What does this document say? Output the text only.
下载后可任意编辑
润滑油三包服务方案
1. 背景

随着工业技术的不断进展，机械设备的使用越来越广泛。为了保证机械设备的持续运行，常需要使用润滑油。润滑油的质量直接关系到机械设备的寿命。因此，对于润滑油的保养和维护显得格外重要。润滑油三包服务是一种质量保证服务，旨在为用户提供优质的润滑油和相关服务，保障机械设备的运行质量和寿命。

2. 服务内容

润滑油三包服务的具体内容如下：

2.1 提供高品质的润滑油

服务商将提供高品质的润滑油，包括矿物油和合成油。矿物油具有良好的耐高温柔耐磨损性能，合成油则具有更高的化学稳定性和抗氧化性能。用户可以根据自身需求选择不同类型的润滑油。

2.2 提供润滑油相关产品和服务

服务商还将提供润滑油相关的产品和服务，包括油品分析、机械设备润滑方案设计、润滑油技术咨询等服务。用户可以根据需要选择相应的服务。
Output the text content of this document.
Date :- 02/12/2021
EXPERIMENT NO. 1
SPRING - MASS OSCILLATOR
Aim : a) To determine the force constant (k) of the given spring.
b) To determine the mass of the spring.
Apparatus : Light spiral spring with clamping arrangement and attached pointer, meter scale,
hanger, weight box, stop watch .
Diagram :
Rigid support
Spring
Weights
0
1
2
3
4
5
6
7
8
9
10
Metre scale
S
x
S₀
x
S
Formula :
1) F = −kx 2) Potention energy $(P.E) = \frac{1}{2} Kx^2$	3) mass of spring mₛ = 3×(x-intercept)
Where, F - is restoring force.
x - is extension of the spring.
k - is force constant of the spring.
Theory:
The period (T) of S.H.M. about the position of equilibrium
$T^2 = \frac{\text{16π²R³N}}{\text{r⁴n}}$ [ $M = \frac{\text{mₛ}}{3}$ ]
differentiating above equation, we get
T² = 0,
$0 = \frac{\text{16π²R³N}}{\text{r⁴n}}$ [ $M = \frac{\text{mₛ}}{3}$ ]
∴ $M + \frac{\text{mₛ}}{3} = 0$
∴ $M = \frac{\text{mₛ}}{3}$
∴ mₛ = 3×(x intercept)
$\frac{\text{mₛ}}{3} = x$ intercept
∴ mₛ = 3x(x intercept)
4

• _What needs to be done_: Look through the entries above and list every line containing "Output".

• _Reply_:
What does this document say? Output the text only.
Output the text content of this document.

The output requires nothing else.